* [Given problem 1]
Edit the article on Oracle's delete and truncate by reproducing it between "I’ve always had" and "don’t mention it?", inclusive, with "candidates" replaced by "applicants".
* [Given problem 2]
Resume the article on truncate versus delete in Oracle from its last sentence.

* [Article]
####################
Interviewing: The difference between Delete and Truncate in Oracle
Posted by David Aldridge on 2008-03-17
I interviewed a couple of senior ETL developer candidates last week, so I shook the dust off of some of my tried-and-true probes for technical knowledge.
I’ve always had a liking for asking for the differences between “truncate” and “delete” ever since I was asked it myself some years ago. I think it allows candidates to demonstrate a nice range of knowledge.
Here are some answers in no particular order.
-
“Truncate is fast, delete is slow”. Hmmm, well that’s mostly true I guess. The most basic or all answers.
-
“Truncate is DDL, delete is DML”. Is this just so obvious that people don’t mention it?
-
“You can’t rollback a truncate”. Indeed. See 2 above, of course. And 1.
-
“Truncate is implicitly a commit”. A better answer than 3 I think. I seem to recall that someone once mentioned that there are actually two commits in a truncate, one before and one after … but maybe I dreamed that. I should test it really.
-
“You can’t grant permission to truncate a table”. Ah, practical experience shines through. If you don’t like your ETL process to connect as the owner of the schema then this is a challenge that has to be overcome with stored procedures or something sophisticated like that. You really don’t want to grant “DROP ANY TABLE” to your ETL user.
-
“You can delete any subset of rows, but you can only truncate the complete table, or a partition or subpartition of it”. Is this also so obvious that nobody mentions it?
-
“Truncate makes unusable indexes usable again”. A real gotcha for the unwary. If you attempt to optimise a data load by rendering indexes unusable and truncating a table (possibly followed by an index rebuild and a partition exchange) then be careful of the order.
-
“Truncate can’t maintain foreign keys”. It’s “cascading delete”, not “cascading truncate”. That would be an interesting feature though — point 4 above would make it a little trickier. Truncating an index cluster is pretty close to a “cascading truncate” to a limited extent though. In any case no truncate is permitted on a table referenced by foreign keys.
####################
* [Record excerpts]
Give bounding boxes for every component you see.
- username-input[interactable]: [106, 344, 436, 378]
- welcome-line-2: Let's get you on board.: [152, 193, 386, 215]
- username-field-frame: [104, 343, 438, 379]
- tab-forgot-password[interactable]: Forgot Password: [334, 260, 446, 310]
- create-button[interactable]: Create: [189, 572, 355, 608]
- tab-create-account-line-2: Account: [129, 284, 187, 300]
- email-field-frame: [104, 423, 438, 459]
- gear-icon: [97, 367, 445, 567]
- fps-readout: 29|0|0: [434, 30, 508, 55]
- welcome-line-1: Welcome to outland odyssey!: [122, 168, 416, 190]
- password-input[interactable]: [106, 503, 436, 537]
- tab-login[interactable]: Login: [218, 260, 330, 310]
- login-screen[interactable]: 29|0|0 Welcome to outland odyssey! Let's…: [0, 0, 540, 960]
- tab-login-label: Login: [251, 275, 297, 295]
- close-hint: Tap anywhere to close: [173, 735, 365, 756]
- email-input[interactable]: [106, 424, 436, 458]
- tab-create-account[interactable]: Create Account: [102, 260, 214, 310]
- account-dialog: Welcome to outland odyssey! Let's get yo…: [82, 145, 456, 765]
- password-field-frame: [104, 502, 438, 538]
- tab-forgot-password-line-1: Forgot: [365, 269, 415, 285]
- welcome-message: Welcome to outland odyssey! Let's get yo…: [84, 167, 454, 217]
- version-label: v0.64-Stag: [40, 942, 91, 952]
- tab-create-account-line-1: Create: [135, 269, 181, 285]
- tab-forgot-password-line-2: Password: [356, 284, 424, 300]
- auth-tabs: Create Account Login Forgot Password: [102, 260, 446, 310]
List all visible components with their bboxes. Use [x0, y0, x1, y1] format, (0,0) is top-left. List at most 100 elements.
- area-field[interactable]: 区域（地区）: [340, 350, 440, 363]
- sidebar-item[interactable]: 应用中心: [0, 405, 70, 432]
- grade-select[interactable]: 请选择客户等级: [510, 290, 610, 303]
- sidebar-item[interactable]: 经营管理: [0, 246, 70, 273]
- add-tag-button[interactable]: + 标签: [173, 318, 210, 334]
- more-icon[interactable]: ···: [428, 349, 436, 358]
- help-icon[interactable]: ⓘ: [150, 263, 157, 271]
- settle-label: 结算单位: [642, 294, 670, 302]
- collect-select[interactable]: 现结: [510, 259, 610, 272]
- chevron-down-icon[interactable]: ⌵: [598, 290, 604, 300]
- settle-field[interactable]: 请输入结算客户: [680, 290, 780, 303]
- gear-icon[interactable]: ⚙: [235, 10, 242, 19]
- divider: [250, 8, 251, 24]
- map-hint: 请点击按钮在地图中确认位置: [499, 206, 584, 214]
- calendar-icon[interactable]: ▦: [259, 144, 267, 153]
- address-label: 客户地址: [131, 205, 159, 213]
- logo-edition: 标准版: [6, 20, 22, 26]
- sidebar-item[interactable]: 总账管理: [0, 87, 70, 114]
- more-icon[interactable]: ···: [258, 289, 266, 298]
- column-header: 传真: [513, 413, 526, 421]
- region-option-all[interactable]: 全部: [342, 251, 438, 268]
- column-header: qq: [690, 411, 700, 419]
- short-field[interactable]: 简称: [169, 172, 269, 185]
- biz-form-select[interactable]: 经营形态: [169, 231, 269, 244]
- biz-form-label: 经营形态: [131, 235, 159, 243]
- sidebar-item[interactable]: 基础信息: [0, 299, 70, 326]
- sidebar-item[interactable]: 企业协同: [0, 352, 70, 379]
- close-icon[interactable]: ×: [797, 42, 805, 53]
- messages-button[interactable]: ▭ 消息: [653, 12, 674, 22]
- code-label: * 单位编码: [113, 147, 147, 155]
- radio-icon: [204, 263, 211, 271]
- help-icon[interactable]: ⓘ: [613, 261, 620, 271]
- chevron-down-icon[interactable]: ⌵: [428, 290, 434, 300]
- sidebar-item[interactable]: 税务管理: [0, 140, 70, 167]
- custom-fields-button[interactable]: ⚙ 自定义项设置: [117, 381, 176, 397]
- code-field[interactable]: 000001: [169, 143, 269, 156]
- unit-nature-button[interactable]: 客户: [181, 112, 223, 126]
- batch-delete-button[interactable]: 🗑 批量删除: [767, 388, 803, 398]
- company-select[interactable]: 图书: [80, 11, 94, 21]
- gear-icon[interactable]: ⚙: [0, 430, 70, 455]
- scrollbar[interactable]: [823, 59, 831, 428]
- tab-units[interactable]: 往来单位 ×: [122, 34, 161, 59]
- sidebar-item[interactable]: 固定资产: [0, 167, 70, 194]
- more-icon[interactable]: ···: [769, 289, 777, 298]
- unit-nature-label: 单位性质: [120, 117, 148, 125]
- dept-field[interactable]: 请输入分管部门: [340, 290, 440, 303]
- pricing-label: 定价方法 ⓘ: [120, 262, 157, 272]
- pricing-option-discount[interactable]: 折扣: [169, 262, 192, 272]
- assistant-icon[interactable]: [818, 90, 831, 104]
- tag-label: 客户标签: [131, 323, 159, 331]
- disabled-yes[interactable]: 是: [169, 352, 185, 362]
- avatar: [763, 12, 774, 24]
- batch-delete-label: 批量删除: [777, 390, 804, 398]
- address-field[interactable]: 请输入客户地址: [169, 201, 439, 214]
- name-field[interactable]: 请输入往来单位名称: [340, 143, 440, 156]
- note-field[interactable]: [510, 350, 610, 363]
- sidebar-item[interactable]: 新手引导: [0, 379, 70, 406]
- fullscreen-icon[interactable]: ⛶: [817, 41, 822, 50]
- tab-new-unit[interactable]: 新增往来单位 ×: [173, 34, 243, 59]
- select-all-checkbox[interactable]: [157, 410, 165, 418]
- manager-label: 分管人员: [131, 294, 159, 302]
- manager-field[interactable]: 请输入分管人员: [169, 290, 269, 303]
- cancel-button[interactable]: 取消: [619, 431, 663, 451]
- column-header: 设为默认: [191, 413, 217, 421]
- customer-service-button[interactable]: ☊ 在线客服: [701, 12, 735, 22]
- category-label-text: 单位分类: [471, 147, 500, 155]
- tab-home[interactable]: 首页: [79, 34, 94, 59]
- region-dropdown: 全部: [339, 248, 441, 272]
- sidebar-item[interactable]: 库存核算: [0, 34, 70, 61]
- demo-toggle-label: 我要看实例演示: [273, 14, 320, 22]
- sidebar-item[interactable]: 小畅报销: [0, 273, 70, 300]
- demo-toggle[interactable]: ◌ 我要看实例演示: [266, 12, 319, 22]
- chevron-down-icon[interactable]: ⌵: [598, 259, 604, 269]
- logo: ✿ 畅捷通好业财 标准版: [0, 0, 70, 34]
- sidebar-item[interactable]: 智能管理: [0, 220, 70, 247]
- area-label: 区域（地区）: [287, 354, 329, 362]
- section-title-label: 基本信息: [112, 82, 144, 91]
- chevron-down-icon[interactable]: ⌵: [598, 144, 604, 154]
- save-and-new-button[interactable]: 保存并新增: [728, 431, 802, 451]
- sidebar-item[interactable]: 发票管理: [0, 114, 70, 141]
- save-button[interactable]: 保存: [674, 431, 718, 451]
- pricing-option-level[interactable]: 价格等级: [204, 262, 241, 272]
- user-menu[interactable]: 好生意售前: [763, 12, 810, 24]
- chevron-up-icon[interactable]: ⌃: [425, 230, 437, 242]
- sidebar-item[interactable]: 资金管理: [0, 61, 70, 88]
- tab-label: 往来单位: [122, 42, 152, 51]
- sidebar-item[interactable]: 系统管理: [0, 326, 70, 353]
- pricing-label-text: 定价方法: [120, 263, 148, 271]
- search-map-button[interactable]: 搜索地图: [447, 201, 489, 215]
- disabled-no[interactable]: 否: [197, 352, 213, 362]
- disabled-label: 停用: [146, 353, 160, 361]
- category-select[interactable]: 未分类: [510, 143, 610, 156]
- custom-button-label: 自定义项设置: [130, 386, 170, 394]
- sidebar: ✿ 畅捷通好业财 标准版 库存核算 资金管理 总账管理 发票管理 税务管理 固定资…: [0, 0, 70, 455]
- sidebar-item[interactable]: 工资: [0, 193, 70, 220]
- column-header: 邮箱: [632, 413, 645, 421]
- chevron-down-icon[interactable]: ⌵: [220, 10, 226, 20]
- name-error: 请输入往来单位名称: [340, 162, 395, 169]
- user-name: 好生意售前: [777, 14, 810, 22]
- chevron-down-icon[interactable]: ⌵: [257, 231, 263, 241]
####################
* [Reply 1]
I’ve always had a liking for asking for the differences between “truncate” and “delete” ever since I was asked it myself some years ago. I think it allows applicants to demonstrate a nice range of knowledge.
Here are some answers in no particular order.
-
“Truncate is fast, delete is slow”. Hmmm, well that’s mostly true I guess. The most basic or all answers.
-
“Truncate is DDL, delete is DML”. Is this just so obvious that people don’t mention it?

* [Reply 2]
-
“You can’t flashback a truncate”. This is an oddity to me. We can flashback a “drop table”, rollback uncommited deletes, or use flashback to recover pre-commit deleted data, but a truncate is a barrier across which we cannot flashback.
-
“Truncate deallocates space, delete doesn’t”. Unless you want it not to, using the “reuse storage” clause. However the high water mark is reset in either case so maybe that’s a better answer …
-
“Truncate resets the high water mark, delete doesn’t”. And on the indexes, also. See 7 above also.
-
“Truncate allows special treatment of materialized view logs”. More of that practical experience and/or documentation-reading skill shows through.
-
“DML triggers do not fire on a truncate”. Because … um … it’s DDL not DML.
I suppose there are other issues as well, but this shows that it’s a complex business. I really wish we could grant “Truncate table” to a user or role … enhancement request time I think.
Isn’t it interesting that in some circumstances only one method can be used to remove all rows from a table in a single step, sometimes both methods can. In other circumstances both methods can remove a subset of rows from a table, and sometimes both can.
Oh well, back to work.
2008-03-17 at 12:01 pm
Hi again David - good to see you posting again.
truncate also discards an objects segments and re-allocates a new one.
You can see this by watching the value of user_objects.data_obj_id change after each truncate ( user_objects.data_obj_id - the object_id of the segment that contains the object)
This is part of the reason why truncate can be so expensive to carry out in a high transaction rate system.
Best Regards,
Mathew Butler
2008-03-17 at 12:21 pm
Yes indeed — although if you have never inserted any rows into the table then a truncate doesn’t change the data object id (in 10g at least). Even a single insert that is then rolled back causes a data object id change on truncate.
I suppose the usual reason people would be truncating in an OLTP system would be to do with temporary table usage, or something like that, where a global temporary table (or subquery factoring clause) would often do the job just as well.
2008-03-17 at 12:57 pm
Truncate will also invalidate any cursors referencing that table.
2008-03-17 at 1:17 pm
Dom — ah, that’s interesting. Do you know if that’s documented anywhere?
2008-03-17 at 2:43 pm
David:
Point 3 and others…
I assume this is for Oracle. I recall I did undo on a truncate table on SQLServer 2005 just a few months ago…
Cheers.
Carlos.
2008-03-17 at 2:57 pm
Oh yes — I’m exclusively an Oracle wonk. Maybe I should change the title …
I remember that when a company I worked for a long time ago changed from Ingres to Oracle there was much hilarity when we discovered that a truncate couldn’t be rolled back.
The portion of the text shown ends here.